» **Your instructions**
Identify every line in the records below that contains the word "ImageNet", and copy each of those lines.
-- -- --
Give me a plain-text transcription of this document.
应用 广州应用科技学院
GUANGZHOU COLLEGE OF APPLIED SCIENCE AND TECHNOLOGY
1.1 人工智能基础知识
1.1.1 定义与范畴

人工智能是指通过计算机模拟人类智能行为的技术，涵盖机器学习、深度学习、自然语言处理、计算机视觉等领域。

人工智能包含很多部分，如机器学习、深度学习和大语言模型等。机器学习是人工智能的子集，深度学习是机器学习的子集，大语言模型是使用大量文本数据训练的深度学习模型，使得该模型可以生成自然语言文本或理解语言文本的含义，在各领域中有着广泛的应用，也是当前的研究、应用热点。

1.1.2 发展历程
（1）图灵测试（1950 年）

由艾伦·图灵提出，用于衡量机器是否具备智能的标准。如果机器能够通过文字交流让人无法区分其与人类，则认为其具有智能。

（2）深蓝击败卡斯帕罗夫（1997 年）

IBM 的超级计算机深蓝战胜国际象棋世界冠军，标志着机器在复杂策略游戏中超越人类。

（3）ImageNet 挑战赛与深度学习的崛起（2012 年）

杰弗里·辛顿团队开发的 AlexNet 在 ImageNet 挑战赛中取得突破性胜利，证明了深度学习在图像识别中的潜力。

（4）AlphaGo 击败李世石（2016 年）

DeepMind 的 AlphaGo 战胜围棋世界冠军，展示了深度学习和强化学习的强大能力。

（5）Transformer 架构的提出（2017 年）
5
-- -- --
» **Result of the task**
（3）ImageNet 挑战赛与深度学习的崛起（2012 年）
杰弗里·辛顿团队开发的 AlexNet 在 ImageNet 挑战赛中取得突破性胜利，证明了深度学习在图像识别中的潜力。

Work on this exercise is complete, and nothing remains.